* What is asked: Each entry should be quoted word for word, including every mark of punctuation.

* Provided information:
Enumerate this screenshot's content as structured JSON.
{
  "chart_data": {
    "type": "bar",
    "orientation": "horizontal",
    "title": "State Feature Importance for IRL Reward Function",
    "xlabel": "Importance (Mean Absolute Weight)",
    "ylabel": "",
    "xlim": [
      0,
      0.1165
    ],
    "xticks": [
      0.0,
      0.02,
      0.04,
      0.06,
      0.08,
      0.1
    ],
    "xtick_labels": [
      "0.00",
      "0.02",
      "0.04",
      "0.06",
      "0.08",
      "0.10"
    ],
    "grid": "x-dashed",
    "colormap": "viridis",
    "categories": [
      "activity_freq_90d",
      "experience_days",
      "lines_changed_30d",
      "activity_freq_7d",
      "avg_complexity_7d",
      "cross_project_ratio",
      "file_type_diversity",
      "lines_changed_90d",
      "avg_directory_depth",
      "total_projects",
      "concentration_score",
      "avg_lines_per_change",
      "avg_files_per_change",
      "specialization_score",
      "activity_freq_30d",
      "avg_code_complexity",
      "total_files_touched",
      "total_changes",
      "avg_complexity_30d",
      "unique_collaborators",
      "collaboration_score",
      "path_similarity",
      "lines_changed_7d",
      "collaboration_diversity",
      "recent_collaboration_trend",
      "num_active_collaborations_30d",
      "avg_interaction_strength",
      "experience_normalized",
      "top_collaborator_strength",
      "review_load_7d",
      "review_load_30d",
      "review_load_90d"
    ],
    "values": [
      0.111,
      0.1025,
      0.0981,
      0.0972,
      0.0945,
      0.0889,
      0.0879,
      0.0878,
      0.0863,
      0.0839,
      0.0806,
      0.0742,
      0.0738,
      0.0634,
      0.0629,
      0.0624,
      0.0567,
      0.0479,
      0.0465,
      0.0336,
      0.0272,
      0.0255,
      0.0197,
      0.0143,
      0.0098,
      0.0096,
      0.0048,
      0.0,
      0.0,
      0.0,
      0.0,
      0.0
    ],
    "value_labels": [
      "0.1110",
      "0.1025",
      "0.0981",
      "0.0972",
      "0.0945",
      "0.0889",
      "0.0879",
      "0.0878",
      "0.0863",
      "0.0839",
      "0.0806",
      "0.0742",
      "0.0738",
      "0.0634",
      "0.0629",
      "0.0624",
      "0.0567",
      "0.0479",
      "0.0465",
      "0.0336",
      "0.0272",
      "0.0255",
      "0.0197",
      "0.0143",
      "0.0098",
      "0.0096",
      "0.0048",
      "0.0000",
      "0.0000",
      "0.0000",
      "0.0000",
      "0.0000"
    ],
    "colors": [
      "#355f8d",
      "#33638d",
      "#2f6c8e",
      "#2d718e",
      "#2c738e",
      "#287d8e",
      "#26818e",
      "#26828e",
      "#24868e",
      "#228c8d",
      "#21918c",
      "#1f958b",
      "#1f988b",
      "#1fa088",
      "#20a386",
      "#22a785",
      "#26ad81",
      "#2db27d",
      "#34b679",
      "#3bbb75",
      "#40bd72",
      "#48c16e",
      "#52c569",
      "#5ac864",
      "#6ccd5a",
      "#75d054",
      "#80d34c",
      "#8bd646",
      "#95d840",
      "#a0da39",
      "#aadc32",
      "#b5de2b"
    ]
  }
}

* Exercise output:
Enumerate this screenshot's content as structured JSON.
{
  "chart_data": {
    "type": "bar",
    "orientation": "horizontal",
    "title": "State Feature Importance for IRL Reward Function",
    "xlabel": "Importance (Mean Absolute Weight)",
    "ylabel": "",
    "xlim": [
      0,
      0.1165
    ],
    "xticks": [
      0.0,
      0.02,
      0.04,
      0.06,
      0.08,
      0.1
    ],
    "xtick_labels": [
      "0.00",
      "0.02",
      "0.04",
      "0.06",
      "0.08",
      "0.10"
    ],
    "grid": "x-dashed",
    "colormap": "viridis",
    "categories": [
      "activity_freq_90d",
      "experience_days",
      "lines_changed_30d",
      "activity_freq_7d",
      "avg_complexity_7d",
      "cross_project_ratio",
      "file_type_diversity",
      "lines_changed_90d",
      "avg_directory_depth",
      "total_projects",
      "concentration_score",
      "avg_lines_per_change",
      "avg_files_per_change",
      "specialization_score",
      "activity_freq_30d",
      "avg_code_complexity",
      "total_files_touched",
      "total_changes",
      "avg_complexity_30d",
      "unique_collaborators",
      "collaboration_score",
      "path_similarity",
      "lines_changed_7d",
      "collaboration_diversity",
      "recent_collaboration_trend",
      "num_active_collaborations_30d",
      "avg_interaction_strength",
      "experience_normalized",
      "top_collaborator_strength",
      "review_load_7d",
      "review_load_30d",
      "review_load_90d"
    ],
    "values": [
      0.111,
      0.1025,
      0.0981,
      0.0972,
      0.0945,
      0.0889,
      0.0879,
      0.0878,
      0.0863,
      0.0839,
      0.0806,
      0.0742,
      0.0738,
      0.0634,
      0.0629,
      0.0624,
      0.0567,
      0.0479,
      0.0465,
      0.0336,
      0.0272,
      0.0255,
      0.0197,
      0.0143,
      0.0098,
      0.0096,
      0.0048,
      0.0,
      0.0,
      0.0,
      0.0,
      0.0
    ],
    "value_labels": [
      "0.1110",
      "0.1025",
      "0.0981",
      "0.0972",
      "0.0945",
      "0.0889",
      "0.0879",
      "0.0878",
      "0.0863",
      "0.0839",
      "0.0806",
      "0.0742",
      "0.0738",
      "0.0634",
      "0.0629",
      "0.0624",
      "0.0567",
      "0.0479",
      "0.0465",
      "0.0336",
      "0.0272",
      "0.0255",
      "0.0197",
      "0.0143",
      "0.0098",
      "0.0096",
      "0.0048",
      "0.0000",
      "0.0000",
      "0.0000",
      "0.0000",
      "0.0000"
    ],
    "colors": [
      "#355f8d",
      "#33638d",
      "#2f6c8e",
      "#2d718e",
      "#2c738e",
      "#287d8e",
      "#26818e",
      "#26828e",
      "#24868e",
      "#228c8d",
      "#21918c",
      "#1f958b",
      "#1f988b",
      "#1fa088",
      "#20a386",
      "#22a785",
      "#26ad81",
      "#2db27d",
      "#34b679",
      "#3bbb75",
      "#40bd72",
      "#48c16e",
      "#52c569",
      "#5ac864",
      "#6ccd5a",
      "#75d054",
      "#80d34c",
      "#8bd646",
      "#95d840",
      "#a0da39",
      "#aadc32",
      "#b5de2b"
    ]
  }
}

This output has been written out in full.